What you should do: Find every line below that contains the word "title" and copy it out.

Start of Supplied records

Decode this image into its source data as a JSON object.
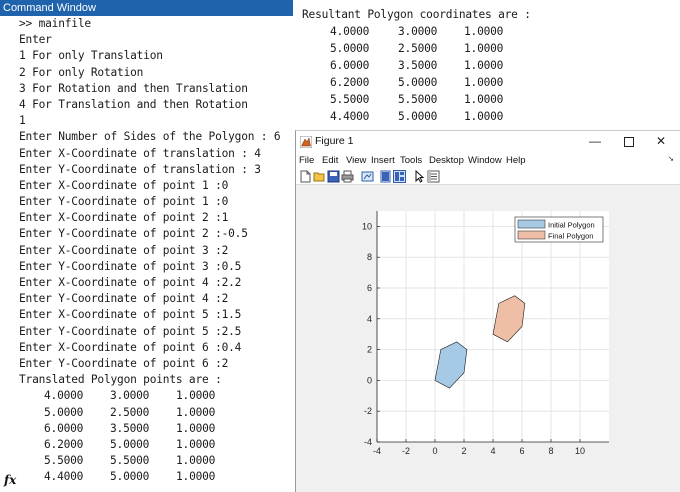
{
  "command_window": {
    "title": "Command Window",
    "lines": [
      ">> mainfile",
      "Enter",
      "1 For only Translation",
      "2 For only Rotation",
      "3 For Rotation and then Translation",
      "4 For Translation and then Rotation",
      "1",
      "Enter Number of Sides of the Polygon : 6",
      "Enter X-Coordinate of translation : 4",
      "Enter Y-Coordinate of translation : 3",
      "Enter X-Coordinate of point 1 :0",
      "Enter Y-Coordinate of point 1 :0",
      "Enter X-Coordinate of point 2 :1",
      "Enter Y-Coordinate of point 2 :-0.5",
      "Enter X-Coordinate of point 3 :2",
      "Enter Y-Coordinate of point 3 :0.5",
      "Enter X-Coordinate of point 4 :2.2",
      "Enter Y-Coordinate of point 4 :2",
      "Enter X-Coordinate of point 5 :1.5",
      "Enter Y-Coordinate of point 5 :2.5",
      "Enter X-Coordinate of point 6 :0.4",
      "Enter Y-Coordinate of point 6 :2",
      "Translated Polygon points are :"
    ],
    "matrix": [
      [
        "4.0000",
        "3.0000",
        "1.0000"
      ],
      [
        "5.0000",
        "2.5000",
        "1.0000"
      ],
      [
        "6.0000",
        "3.5000",
        "1.0000"
      ],
      [
        "6.2000",
        "5.0000",
        "1.0000"
      ],
      [
        "5.5000",
        "5.5000",
        "1.0000"
      ],
      [
        "4.4000",
        "5.0000",
        "1.0000"
      ]
    ],
    "prompt_icon": "fx-icon"
  },
  "result": {
    "heading": "Resultant Polygon coordinates are :",
    "matrix": [
      [
        "4.0000",
        "3.0000",
        "1.0000"
      ],
      [
        "5.0000",
        "2.5000",
        "1.0000"
      ],
      [
        "6.0000",
        "3.5000",
        "1.0000"
      ],
      [
        "6.2000",
        "5.0000",
        "1.0000"
      ],
      [
        "5.5000",
        "5.5000",
        "1.0000"
      ],
      [
        "4.4000",
        "5.0000",
        "1.0000"
      ]
    ]
  },
  "figure": {
    "title": "Figure 1",
    "window_buttons": [
      "minimize-icon",
      "maximize-icon",
      "close-icon"
    ],
    "menu": [
      "File",
      "Edit",
      "View",
      "Insert",
      "Tools",
      "Desktop",
      "Window",
      "Help"
    ],
    "toolbar_icons": [
      "new-figure-icon",
      "open-icon",
      "save-icon",
      "print-icon",
      "link-plot-icon",
      "hide-plot-tools-icon",
      "show-plot-tools-icon",
      "pointer-icon",
      "property-inspector-icon"
    ]
  },
  "chart_data": {
    "type": "area",
    "xlim": [
      -4,
      12
    ],
    "ylim": [
      -4,
      11
    ],
    "xticks": [
      -4,
      -2,
      0,
      2,
      4,
      6,
      8,
      10
    ],
    "yticks": [
      -4,
      -2,
      0,
      2,
      4,
      6,
      8,
      10
    ],
    "grid": true,
    "legend": "top-right",
    "series": [
      {
        "name": "Initial Polygon",
        "color": "#a6c9e6",
        "edge": "#1a1a1a",
        "x": [
          0,
          1,
          2,
          2.2,
          1.5,
          0.4
        ],
        "y": [
          0,
          -0.5,
          0.5,
          2,
          2.5,
          2
        ]
      },
      {
        "name": "Final Polygon",
        "color": "#eebfa6",
        "edge": "#1a1a1a",
        "x": [
          4,
          5,
          6,
          6.2,
          5.5,
          4.4
        ],
        "y": [
          3,
          2.5,
          3.5,
          5,
          5.5,
          5
        ]
      }
    ]
  }
}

End of Supplied records

The completed task:
    "title": "Command Window",
    "title": "Figure 1",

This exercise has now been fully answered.